● **What to do**:
Each entry should be quoted word for word, including every mark of punctuation.

(Records from a data source)
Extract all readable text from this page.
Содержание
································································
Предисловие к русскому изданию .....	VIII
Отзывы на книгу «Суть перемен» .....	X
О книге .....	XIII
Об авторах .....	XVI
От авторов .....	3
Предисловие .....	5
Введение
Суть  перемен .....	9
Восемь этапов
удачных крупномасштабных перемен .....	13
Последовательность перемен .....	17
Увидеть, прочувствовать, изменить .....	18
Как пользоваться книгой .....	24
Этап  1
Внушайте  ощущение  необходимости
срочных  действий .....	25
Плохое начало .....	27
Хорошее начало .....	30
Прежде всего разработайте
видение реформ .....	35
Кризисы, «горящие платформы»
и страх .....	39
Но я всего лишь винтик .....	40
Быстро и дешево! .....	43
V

● **Expected output**:
Extract all readable text from this page.
Содержание
································································
Предисловие к русскому изданию .....	VIII
Отзывы на книгу «Суть перемен» .....	X
О книге .....	XIII
Об авторах .....	XVI
От авторов .....	3
Предисловие .....	5
Введение
Суть  перемен .....	9
Восемь этапов
удачных крупномасштабных перемен .....	13
Последовательность перемен .....	17
Увидеть, прочувствовать, изменить .....	18
Как пользоваться книгой .....	24
Этап  1
Внушайте  ощущение  необходимости
срочных  действий .....	25
Плохое начало .....	27
Хорошее начало .....	30
Прежде всего разработайте
видение реформ .....	35
Кризисы, «горящие платформы»
и страх .....	39
Но я всего лишь винтик .....	40
Быстро и дешево! .....	43
V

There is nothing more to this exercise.